* _TASK DETAILS_
Give the entries again exactly, every one of them.

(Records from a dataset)
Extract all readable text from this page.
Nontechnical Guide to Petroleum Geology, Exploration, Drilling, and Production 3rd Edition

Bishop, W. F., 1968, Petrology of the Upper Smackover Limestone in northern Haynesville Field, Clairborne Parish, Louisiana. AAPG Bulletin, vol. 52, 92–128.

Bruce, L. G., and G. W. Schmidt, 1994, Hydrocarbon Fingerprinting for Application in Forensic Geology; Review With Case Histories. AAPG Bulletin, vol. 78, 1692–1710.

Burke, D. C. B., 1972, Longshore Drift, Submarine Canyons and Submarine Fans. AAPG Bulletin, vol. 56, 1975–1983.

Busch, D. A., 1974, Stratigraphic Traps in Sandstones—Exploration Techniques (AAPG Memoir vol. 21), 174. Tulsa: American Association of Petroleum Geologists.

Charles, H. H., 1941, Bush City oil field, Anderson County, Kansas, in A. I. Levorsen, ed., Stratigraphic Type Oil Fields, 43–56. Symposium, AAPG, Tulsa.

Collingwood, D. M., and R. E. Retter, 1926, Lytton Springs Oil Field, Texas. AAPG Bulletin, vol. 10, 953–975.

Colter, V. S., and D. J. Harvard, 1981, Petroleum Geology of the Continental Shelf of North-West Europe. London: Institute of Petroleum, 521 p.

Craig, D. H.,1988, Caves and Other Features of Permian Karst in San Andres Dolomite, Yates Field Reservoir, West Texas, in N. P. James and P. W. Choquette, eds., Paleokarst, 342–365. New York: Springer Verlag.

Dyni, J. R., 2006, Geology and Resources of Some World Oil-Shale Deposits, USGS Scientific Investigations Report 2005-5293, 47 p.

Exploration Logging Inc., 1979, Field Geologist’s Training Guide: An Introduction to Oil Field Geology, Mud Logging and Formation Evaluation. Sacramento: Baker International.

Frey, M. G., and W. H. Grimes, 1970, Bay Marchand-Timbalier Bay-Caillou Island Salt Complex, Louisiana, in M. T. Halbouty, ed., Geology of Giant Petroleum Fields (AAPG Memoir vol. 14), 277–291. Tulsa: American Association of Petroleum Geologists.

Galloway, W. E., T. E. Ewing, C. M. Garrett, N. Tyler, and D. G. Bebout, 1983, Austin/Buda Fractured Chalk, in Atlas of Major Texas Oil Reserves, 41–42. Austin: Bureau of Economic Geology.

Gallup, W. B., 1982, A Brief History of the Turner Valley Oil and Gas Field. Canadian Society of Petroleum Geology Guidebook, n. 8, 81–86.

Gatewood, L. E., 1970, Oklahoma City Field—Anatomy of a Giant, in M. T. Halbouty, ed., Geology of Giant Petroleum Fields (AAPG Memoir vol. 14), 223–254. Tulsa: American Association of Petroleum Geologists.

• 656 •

* _COMPLETE ANSWER_
Extract all readable text from this page.
Nontechnical Guide to Petroleum Geology, Exploration, Drilling, and Production 3rd Edition

Bishop, W. F., 1968, Petrology of the Upper Smackover Limestone in northern Haynesville Field, Clairborne Parish, Louisiana. AAPG Bulletin, vol. 52, 92–128.

Bruce, L. G., and G. W. Schmidt, 1994, Hydrocarbon Fingerprinting for Application in Forensic Geology; Review With Case Histories. AAPG Bulletin, vol. 78, 1692–1710.

Burke, D. C. B., 1972, Longshore Drift, Submarine Canyons and Submarine Fans. AAPG Bulletin, vol. 56, 1975–1983.

Busch, D. A., 1974, Stratigraphic Traps in Sandstones—Exploration Techniques (AAPG Memoir vol. 21), 174. Tulsa: American Association of Petroleum Geologists.

Charles, H. H., 1941, Bush City oil field, Anderson County, Kansas, in A. I. Levorsen, ed., Stratigraphic Type Oil Fields, 43–56. Symposium, AAPG, Tulsa.

Collingwood, D. M., and R. E. Retter, 1926, Lytton Springs Oil Field, Texas. AAPG Bulletin, vol. 10, 953–975.

Colter, V. S., and D. J. Harvard, 1981, Petroleum Geology of the Continental Shelf of North-West Europe. London: Institute of Petroleum, 521 p.

Craig, D. H.,1988, Caves and Other Features of Permian Karst in San Andres Dolomite, Yates Field Reservoir, West Texas, in N. P. James and P. W. Choquette, eds., Paleokarst, 342–365. New York: Springer Verlag.

Dyni, J. R., 2006, Geology and Resources of Some World Oil-Shale Deposits, USGS Scientific Investigations Report 2005-5293, 47 p.

Exploration Logging Inc., 1979, Field Geologist’s Training Guide: An Introduction to Oil Field Geology, Mud Logging and Formation Evaluation. Sacramento: Baker International.

Frey, M. G., and W. H. Grimes, 1970, Bay Marchand-Timbalier Bay-Caillou Island Salt Complex, Louisiana, in M. T. Halbouty, ed., Geology of Giant Petroleum Fields (AAPG Memoir vol. 14), 277–291. Tulsa: American Association of Petroleum Geologists.

Galloway, W. E., T. E. Ewing, C. M. Garrett, N. Tyler, and D. G. Bebout, 1983, Austin/Buda Fractured Chalk, in Atlas of Major Texas Oil Reserves, 41–42. Austin: Bureau of Economic Geology.

Gallup, W. B., 1982, A Brief History of the Turner Valley Oil and Gas Field. Canadian Society of Petroleum Geology Guidebook, n. 8, 81–86.

Gatewood, L. E., 1970, Oklahoma City Field—Anatomy of a Giant, in M. T. Halbouty, ed., Geology of Giant Petroleum Fields (AAPG Memoir vol. 14), 223–254. Tulsa: American Association of Petroleum Geologists.

• 656 •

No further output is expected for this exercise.